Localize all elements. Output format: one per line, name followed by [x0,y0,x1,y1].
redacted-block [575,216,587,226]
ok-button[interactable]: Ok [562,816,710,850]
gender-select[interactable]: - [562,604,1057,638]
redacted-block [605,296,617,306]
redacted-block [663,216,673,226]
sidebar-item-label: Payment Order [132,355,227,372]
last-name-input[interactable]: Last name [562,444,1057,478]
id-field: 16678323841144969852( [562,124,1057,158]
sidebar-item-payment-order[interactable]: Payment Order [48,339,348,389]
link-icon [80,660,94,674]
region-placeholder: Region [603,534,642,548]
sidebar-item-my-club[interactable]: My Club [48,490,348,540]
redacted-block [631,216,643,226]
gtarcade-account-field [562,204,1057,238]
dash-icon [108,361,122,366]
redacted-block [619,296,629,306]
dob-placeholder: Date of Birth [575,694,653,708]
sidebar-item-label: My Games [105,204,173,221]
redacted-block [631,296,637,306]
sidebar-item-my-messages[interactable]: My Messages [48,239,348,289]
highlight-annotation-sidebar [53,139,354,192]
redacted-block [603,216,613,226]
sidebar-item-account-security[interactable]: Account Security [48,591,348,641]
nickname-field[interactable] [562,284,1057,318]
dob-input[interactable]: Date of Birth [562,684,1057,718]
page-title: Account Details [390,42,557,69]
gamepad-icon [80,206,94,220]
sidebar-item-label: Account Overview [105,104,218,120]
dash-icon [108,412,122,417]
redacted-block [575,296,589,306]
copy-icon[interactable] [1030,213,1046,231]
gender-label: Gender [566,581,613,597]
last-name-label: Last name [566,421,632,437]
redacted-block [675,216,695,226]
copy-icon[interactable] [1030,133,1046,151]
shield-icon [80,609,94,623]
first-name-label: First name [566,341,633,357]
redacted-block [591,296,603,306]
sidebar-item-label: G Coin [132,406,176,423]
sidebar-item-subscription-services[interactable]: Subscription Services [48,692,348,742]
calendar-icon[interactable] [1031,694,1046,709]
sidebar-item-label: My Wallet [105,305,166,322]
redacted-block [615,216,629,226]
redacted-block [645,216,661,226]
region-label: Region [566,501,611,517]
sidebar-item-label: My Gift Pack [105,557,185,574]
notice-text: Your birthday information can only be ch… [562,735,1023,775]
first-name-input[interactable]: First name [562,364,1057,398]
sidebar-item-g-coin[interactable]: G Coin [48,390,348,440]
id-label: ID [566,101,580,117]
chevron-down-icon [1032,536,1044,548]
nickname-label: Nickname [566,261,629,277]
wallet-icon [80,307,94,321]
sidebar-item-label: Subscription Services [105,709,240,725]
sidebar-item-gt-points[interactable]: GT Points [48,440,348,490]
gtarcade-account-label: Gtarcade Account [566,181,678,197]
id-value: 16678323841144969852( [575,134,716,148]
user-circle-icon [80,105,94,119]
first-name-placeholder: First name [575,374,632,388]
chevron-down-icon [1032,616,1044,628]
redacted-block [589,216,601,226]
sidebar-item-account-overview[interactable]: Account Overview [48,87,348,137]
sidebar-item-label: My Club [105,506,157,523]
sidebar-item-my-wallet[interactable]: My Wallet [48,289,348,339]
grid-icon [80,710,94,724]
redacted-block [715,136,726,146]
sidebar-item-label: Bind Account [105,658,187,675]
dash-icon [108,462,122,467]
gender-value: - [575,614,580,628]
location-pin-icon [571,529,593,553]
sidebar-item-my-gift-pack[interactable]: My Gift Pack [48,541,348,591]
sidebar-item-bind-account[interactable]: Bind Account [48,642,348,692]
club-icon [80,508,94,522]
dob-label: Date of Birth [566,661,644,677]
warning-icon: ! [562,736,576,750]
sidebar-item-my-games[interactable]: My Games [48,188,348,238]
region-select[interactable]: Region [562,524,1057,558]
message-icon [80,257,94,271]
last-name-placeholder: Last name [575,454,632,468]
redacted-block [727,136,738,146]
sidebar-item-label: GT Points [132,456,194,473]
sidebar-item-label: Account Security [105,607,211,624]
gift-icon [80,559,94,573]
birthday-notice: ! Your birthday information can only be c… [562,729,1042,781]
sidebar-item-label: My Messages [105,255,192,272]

• • • • •

◆ **Instructions to follow**
Rewrite every item above, replacing each occurrence of "redacted-block" with "masked-block" and leaving everything else unchanged.

◆ **The completed task**
Localize all elements. Output format: one per line, name followed by [x0,y0,x1,y1].
masked-block [575,216,587,226]
ok-button[interactable]: Ok [562,816,710,850]
gender-select[interactable]: - [562,604,1057,638]
masked-block [605,296,617,306]
masked-block [663,216,673,226]
sidebar-item-label: Payment Order [132,355,227,372]
last-name-input[interactable]: Last name [562,444,1057,478]
id-field: 16678323841144969852( [562,124,1057,158]
sidebar-item-payment-order[interactable]: Payment Order [48,339,348,389]
link-icon [80,660,94,674]
region-placeholder: Region [603,534,642,548]
sidebar-item-my-club[interactable]: My Club [48,490,348,540]
masked-block [631,216,643,226]
gtarcade-account-field [562,204,1057,238]
dash-icon [108,361,122,366]
masked-block [619,296,629,306]
dob-placeholder: Date of Birth [575,694,653,708]
sidebar-item-label: My Games [105,204,173,221]
masked-block [631,296,637,306]
sidebar-item-my-messages[interactable]: My Messages [48,239,348,289]
highlight-annotation-sidebar [53,139,354,192]
masked-block [603,216,613,226]
sidebar-item-account-security[interactable]: Account Security [48,591,348,641]
nickname-field[interactable] [562,284,1057,318]
dob-input[interactable]: Date of Birth [562,684,1057,718]
page-title: Account Details [390,42,557,69]
gamepad-icon [80,206,94,220]
sidebar-item-label: Account Overview [105,104,218,120]
dash-icon [108,412,122,417]
masked-block [575,296,589,306]
copy-icon[interactable] [1030,213,1046,231]
gender-label: Gender [566,581,613,597]
last-name-label: Last name [566,421,632,437]
masked-block [675,216,695,226]
copy-icon[interactable] [1030,133,1046,151]
shield-icon [80,609,94,623]
first-name-label: First name [566,341,633,357]
masked-block [591,296,603,306]
sidebar-item-label: G Coin [132,406,176,423]
sidebar-item-subscription-services[interactable]: Subscription Services [48,692,348,742]
calendar-icon[interactable] [1031,694,1046,709]
sidebar-item-label: My Wallet [105,305,166,322]
masked-block [615,216,629,226]
masked-block [645,216,661,226]
region-label: Region [566,501,611,517]
sidebar-item-label: My Gift Pack [105,557,185,574]
notice-text: Your birthday information can only be ch… [562,735,1023,775]
first-name-input[interactable]: First name [562,364,1057,398]
sidebar-item-g-coin[interactable]: G Coin [48,390,348,440]
id-label: ID [566,101,580,117]
chevron-down-icon [1032,536,1044,548]
nickname-label: Nickname [566,261,629,277]
wallet-icon [80,307,94,321]
sidebar-item-label: Subscription Services [105,709,240,725]
sidebar-item-gt-points[interactable]: GT Points [48,440,348,490]
gtarcade-account-label: Gtarcade Account [566,181,678,197]
id-value: 16678323841144969852( [575,134,716,148]
user-circle-icon [80,105,94,119]
first-name-placeholder: First name [575,374,632,388]
chevron-down-icon [1032,616,1044,628]
masked-block [589,216,601,226]
sidebar-item-account-overview[interactable]: Account Overview [48,87,348,137]
sidebar-item-label: My Club [105,506,157,523]
sidebar-item-my-wallet[interactable]: My Wallet [48,289,348,339]
grid-icon [80,710,94,724]
masked-block [715,136,726,146]
sidebar-item-label: Bind Account [105,658,187,675]
dash-icon [108,462,122,467]
gender-value: - [575,614,580,628]
location-pin-icon [571,529,593,553]
sidebar-item-my-gift-pack[interactable]: My Gift Pack [48,541,348,591]
sidebar-item-bind-account[interactable]: Bind Account [48,642,348,692]
club-icon [80,508,94,522]
dob-label: Date of Birth [566,661,644,677]
warning-icon: ! [562,736,576,750]
sidebar-item-my-games[interactable]: My Games [48,188,348,238]
region-select[interactable]: Region [562,524,1057,558]
message-icon [80,257,94,271]
last-name-placeholder: Last name [575,454,632,468]
masked-block [727,136,738,146]
sidebar-item-label: GT Points [132,456,194,473]
sidebar-item-label: Account Security [105,607,211,624]
gift-icon [80,559,94,573]
birthday-notice: ! Your birthday information can only be c… [562,729,1042,781]
sidebar-item-label: My Messages [105,255,192,272]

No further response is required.